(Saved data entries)
•••

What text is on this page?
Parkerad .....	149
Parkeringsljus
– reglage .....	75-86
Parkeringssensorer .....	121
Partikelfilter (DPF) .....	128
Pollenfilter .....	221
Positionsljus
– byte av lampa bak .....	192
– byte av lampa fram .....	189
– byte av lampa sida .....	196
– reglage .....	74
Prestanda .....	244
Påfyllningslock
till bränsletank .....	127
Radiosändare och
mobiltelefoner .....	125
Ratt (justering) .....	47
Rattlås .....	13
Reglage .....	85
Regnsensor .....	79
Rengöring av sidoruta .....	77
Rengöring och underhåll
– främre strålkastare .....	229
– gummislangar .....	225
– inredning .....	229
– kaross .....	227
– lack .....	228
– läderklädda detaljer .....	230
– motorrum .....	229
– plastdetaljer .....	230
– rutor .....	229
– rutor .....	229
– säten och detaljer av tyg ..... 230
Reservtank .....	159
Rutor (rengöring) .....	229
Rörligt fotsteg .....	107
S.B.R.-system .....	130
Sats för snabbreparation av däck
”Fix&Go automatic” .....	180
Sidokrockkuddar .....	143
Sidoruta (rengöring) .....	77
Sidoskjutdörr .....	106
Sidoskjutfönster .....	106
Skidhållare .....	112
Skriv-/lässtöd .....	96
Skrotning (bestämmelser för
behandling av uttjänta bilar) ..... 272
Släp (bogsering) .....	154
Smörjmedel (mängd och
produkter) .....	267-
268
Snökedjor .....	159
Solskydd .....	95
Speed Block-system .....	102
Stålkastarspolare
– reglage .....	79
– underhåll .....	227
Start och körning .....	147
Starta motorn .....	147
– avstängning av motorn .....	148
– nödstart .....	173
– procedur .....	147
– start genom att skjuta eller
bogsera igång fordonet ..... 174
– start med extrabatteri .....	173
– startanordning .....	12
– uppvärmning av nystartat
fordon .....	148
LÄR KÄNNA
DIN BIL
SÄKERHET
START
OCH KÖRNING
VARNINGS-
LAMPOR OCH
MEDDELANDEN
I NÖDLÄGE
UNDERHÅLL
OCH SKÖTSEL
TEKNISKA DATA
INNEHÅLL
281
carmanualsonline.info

•••

What is required:
Wherever a line in the data above holds "lampa", copy that line.

Reply to the exercise:
– byte av lampa bak .....	192
– byte av lampa fram .....	189
– byte av lampa sida .....	196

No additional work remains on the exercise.